**RECORDS SHOWN:**
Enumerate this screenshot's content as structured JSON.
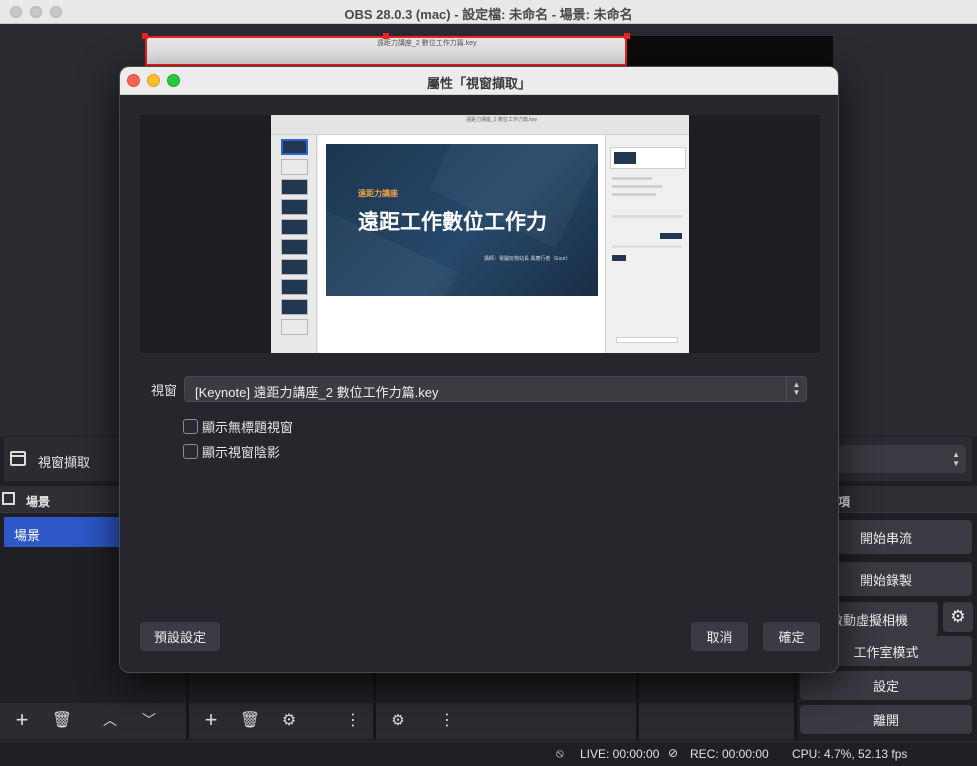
{
  "window": {
    "title": "OBS 28.0.3 (mac) - 設定檔: 未命名 - 場景: 未命名"
  },
  "canvas": {
    "source_caption": "遠距力講座_2 數位工作力篇.key"
  },
  "source_toolbar": {
    "selected_source": "視窗擷取"
  },
  "scenes_dock": {
    "title": "場景",
    "items": [
      "場景"
    ]
  },
  "controls_dock": {
    "title_fragment": "項",
    "buttons": [
      "開始串流",
      "開始錄製",
      "啟動虛擬相機",
      "工作室模式",
      "設定",
      "離開"
    ]
  },
  "status": {
    "live": "LIVE: 00:00:00",
    "rec": "REC: 00:00:00",
    "cpu": "CPU: 4.7%, 52.13 fps"
  },
  "dialog": {
    "title": "屬性「視窗擷取」",
    "window_label": "視窗",
    "window_value": "[Keynote] 遠距力講座_2 數位工作力篇.key",
    "checkbox_untitled": "顯示無標題視窗",
    "checkbox_shadow": "顯示視窗陰影",
    "defaults_button": "預設設定",
    "cancel_button": "取消",
    "ok_button": "確定"
  },
  "preview_slide": {
    "window_caption": "遠距力講座_2 數位工作力篇.key",
    "subtitle": "遠距力講座",
    "title": "遠距工作數位工作力",
    "byline": "講師：電腦玩物站長 異塵行者（Esor）"
  },
  "colors": {
    "accent_blue": "#2e58c8",
    "close": "#fe5f57",
    "minimize": "#febc2e",
    "zoom": "#28c840"
  }
}
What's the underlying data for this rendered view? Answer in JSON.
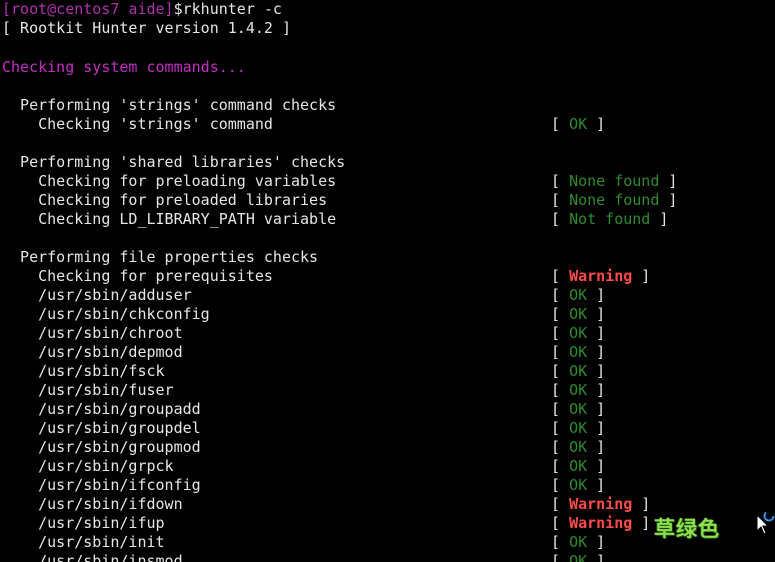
{
  "prompt": {
    "user_host": "[root@centos7 aide]",
    "symbol": "$",
    "command": "rkhunter -c"
  },
  "banner": "[ Rootkit Hunter version 1.4.2 ]",
  "section_title": "Checking system commands...",
  "groups": [
    {
      "title": "Performing 'strings' command checks",
      "checks": [
        {
          "label": "Checking 'strings' command",
          "result": "OK",
          "kind": "ok"
        }
      ]
    },
    {
      "title": "Performing 'shared libraries' checks",
      "checks": [
        {
          "label": "Checking for preloading variables",
          "result": "None found",
          "kind": "nf"
        },
        {
          "label": "Checking for preloaded libraries",
          "result": "None found",
          "kind": "nf"
        },
        {
          "label": "Checking LD_LIBRARY_PATH variable",
          "result": "Not found",
          "kind": "nf"
        }
      ]
    },
    {
      "title": "Performing file properties checks",
      "checks": [
        {
          "label": "Checking for prerequisites",
          "result": "Warning",
          "kind": "warn"
        },
        {
          "label": "/usr/sbin/adduser",
          "result": "OK",
          "kind": "ok"
        },
        {
          "label": "/usr/sbin/chkconfig",
          "result": "OK",
          "kind": "ok"
        },
        {
          "label": "/usr/sbin/chroot",
          "result": "OK",
          "kind": "ok"
        },
        {
          "label": "/usr/sbin/depmod",
          "result": "OK",
          "kind": "ok"
        },
        {
          "label": "/usr/sbin/fsck",
          "result": "OK",
          "kind": "ok"
        },
        {
          "label": "/usr/sbin/fuser",
          "result": "OK",
          "kind": "ok"
        },
        {
          "label": "/usr/sbin/groupadd",
          "result": "OK",
          "kind": "ok"
        },
        {
          "label": "/usr/sbin/groupdel",
          "result": "OK",
          "kind": "ok"
        },
        {
          "label": "/usr/sbin/groupmod",
          "result": "OK",
          "kind": "ok"
        },
        {
          "label": "/usr/sbin/grpck",
          "result": "OK",
          "kind": "ok"
        },
        {
          "label": "/usr/sbin/ifconfig",
          "result": "OK",
          "kind": "ok"
        },
        {
          "label": "/usr/sbin/ifdown",
          "result": "Warning",
          "kind": "warn"
        },
        {
          "label": "/usr/sbin/ifup",
          "result": "Warning",
          "kind": "warn"
        },
        {
          "label": "/usr/sbin/init",
          "result": "OK",
          "kind": "ok"
        },
        {
          "label": "/usr/sbin/insmod",
          "result": "OK",
          "kind": "ok"
        }
      ]
    }
  ],
  "watermark": "草绿色",
  "colors": {
    "background": "#000000",
    "prompt": "#b12fb1",
    "section": "#c22ec2",
    "ok": "#2e8b2e",
    "warning": "#ff4b4b",
    "text": "#e6e6e6"
  },
  "icons": [
    "mouse-cursor-icon",
    "loading-spinner-icon"
  ]
}
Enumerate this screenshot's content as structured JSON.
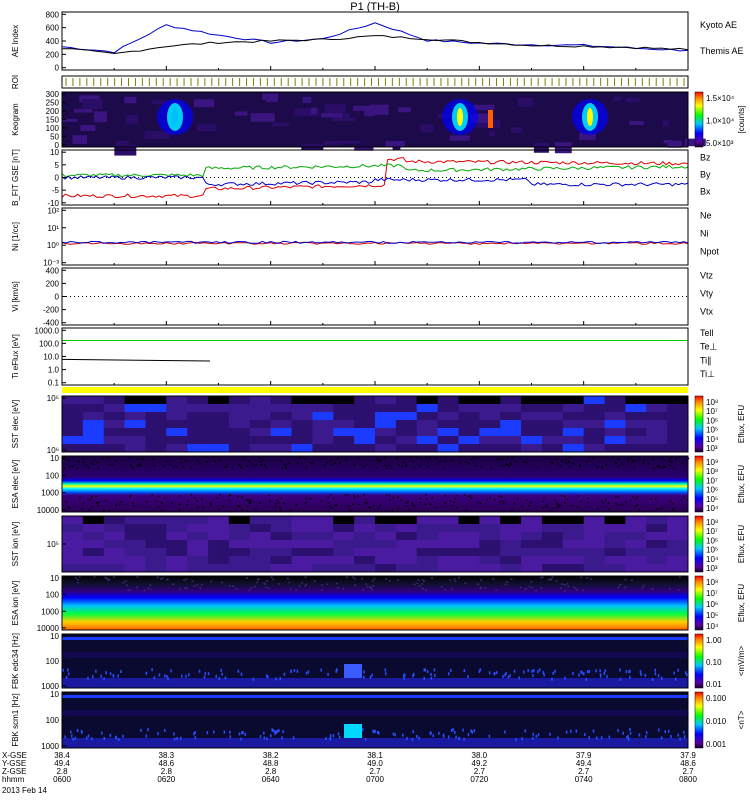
{
  "title": "P1 (TH-B)",
  "colors": {
    "kyoto": "#0000cc",
    "themis": "#000000",
    "bx": "#0000cc",
    "by": "#00aa00",
    "bz": "#dd0000",
    "te": "#00cc00",
    "ti_perp": "#0000cc",
    "tell": "#000000",
    "roi": "#ffff00"
  },
  "panels": [
    {
      "id": "ae",
      "ylabel": "AE Index",
      "yticks": [
        "0",
        "200",
        "400",
        "600",
        "800"
      ],
      "legend": [
        "Kyoto AE",
        "Themis AE"
      ]
    },
    {
      "id": "roi",
      "ylabel": "ROI"
    },
    {
      "id": "keogram",
      "ylabel": "Keogram",
      "yticks": [
        "0",
        "50",
        "100",
        "150",
        "200",
        "250",
        "300"
      ],
      "cb_ticks": [
        "1.5×10⁴",
        "1.0×10⁴",
        "5.0×10³"
      ],
      "cb_label": "[counts]"
    },
    {
      "id": "bfgm",
      "ylabel": "B_FIT GSE [nT]",
      "yticks": [
        "-10",
        "-5",
        "0",
        "5",
        "10"
      ],
      "legend": [
        "Bz",
        "By",
        "Bx"
      ]
    },
    {
      "id": "ni",
      "ylabel": "Ni [1/cc]",
      "yticks": [
        "10⁻³",
        "10⁰",
        "10¹",
        "10²"
      ],
      "legend": [
        "Ne",
        "Ni",
        "Npot"
      ]
    },
    {
      "id": "vi",
      "ylabel": "Vi [km/s]",
      "yticks": [
        "-400",
        "-200",
        "0",
        "200",
        "400"
      ],
      "legend": [
        "Vtz",
        "Vty",
        "Vtx"
      ]
    },
    {
      "id": "ti",
      "ylabel": "Ti eFlux [eV]",
      "yticks": [
        "0.1",
        "1.0",
        "10.0",
        "100.0",
        "1000.0"
      ],
      "legend": [
        "Tell",
        "Te⊥",
        "Ti∥",
        "Ti⊥"
      ]
    },
    {
      "id": "sst_e",
      "ylabel": "SST elec [eV]",
      "yticks": [
        "10⁶",
        "10⁵"
      ],
      "cb_ticks": [
        "10⁸",
        "10⁷",
        "10⁶",
        "10⁵",
        "10⁴",
        "10³"
      ],
      "cb_label": "Eflux, EFU"
    },
    {
      "id": "esa_e",
      "ylabel": "ESA elec [eV]",
      "yticks": [
        "10000",
        "1000",
        "100",
        "10"
      ],
      "cb_ticks": [
        "10⁹",
        "10⁸",
        "10⁷",
        "10⁶",
        "10⁵",
        "10⁴"
      ],
      "cb_label": "Eflux, EFU"
    },
    {
      "id": "sst_i",
      "ylabel": "SST ion [eV]",
      "yticks": [
        "10⁵"
      ],
      "cb_ticks": [
        "10⁸",
        "10⁷",
        "10⁶",
        "10⁵",
        "10⁴",
        "10³"
      ],
      "cb_label": "Eflux, EFU"
    },
    {
      "id": "esa_i",
      "ylabel": "ESA ion [eV]",
      "yticks": [
        "10000",
        "1000",
        "100",
        "10"
      ],
      "cb_ticks": [
        "10⁸",
        "10⁷",
        "10⁶",
        "10⁵",
        "10⁴"
      ],
      "cb_label": "Eflux, EFU"
    },
    {
      "id": "fbk_e",
      "ylabel": "FBK edc34 [Hz]",
      "yticks": [
        "1000",
        "100",
        "10"
      ],
      "cb_ticks": [
        "1.00",
        "0.10",
        "0.01"
      ],
      "cb_label": "<mV/m>"
    },
    {
      "id": "fbk_b",
      "ylabel": "FBK scm1 [Hz]",
      "yticks": [
        "1000",
        "100",
        "10"
      ],
      "cb_ticks": [
        "0.100",
        "0.010",
        "0.001"
      ],
      "cb_label": "<nT>"
    }
  ],
  "footer": {
    "rows": [
      {
        "label": "X-GSE",
        "values": [
          "38.4",
          "38.3",
          "38.2",
          "38.1",
          "38.0",
          "37.9",
          "37.9"
        ]
      },
      {
        "label": "Y-GSE",
        "values": [
          "49.4",
          "48.6",
          "48.8",
          "49.0",
          "49.2",
          "49.4",
          "48.6"
        ]
      },
      {
        "label": "Z-GSE",
        "values": [
          "2.8",
          "2.8",
          "2.8",
          "2.7",
          "2.7",
          "2.7",
          "2.7"
        ]
      },
      {
        "label": "hhmm",
        "values": [
          "0600",
          "0620",
          "0640",
          "0700",
          "0720",
          "0740",
          "0800"
        ]
      }
    ],
    "date": "2013 Feb 14"
  },
  "chart_data": {
    "type": "line",
    "title": "P1 (TH-B)",
    "x": [
      "0600",
      "0610",
      "0620",
      "0630",
      "0640",
      "0650",
      "0700",
      "0710",
      "0720",
      "0730",
      "0740",
      "0750",
      "0800"
    ],
    "xlabel": "hhmm",
    "series": [
      {
        "name": "Kyoto AE",
        "values": [
          320,
          250,
          620,
          480,
          380,
          430,
          650,
          410,
          370,
          350,
          340,
          300,
          270
        ]
      },
      {
        "name": "Themis AE",
        "values": [
          300,
          220,
          330,
          380,
          400,
          420,
          470,
          430,
          380,
          340,
          330,
          310,
          280
        ]
      }
    ],
    "ylabel": "AE Index",
    "ylim": [
      0,
      800
    ],
    "grid": false,
    "legend": "right"
  }
}
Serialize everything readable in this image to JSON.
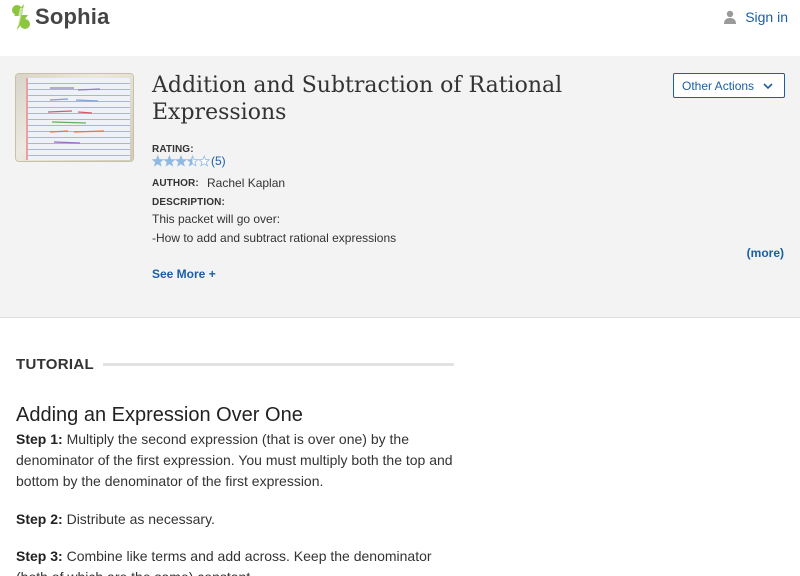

**DIRECTIONS:**
Read through the entries and copy each line in which "JSON" appears.

**TASK ANSWER:**
Enumerate this screenshot's content as structured JSON.
What's the underlying data for this rendered view? Answer in JSON.
Enumerate this screenshot's content as structured JSON.
Serialize everything readable in this image to JSON.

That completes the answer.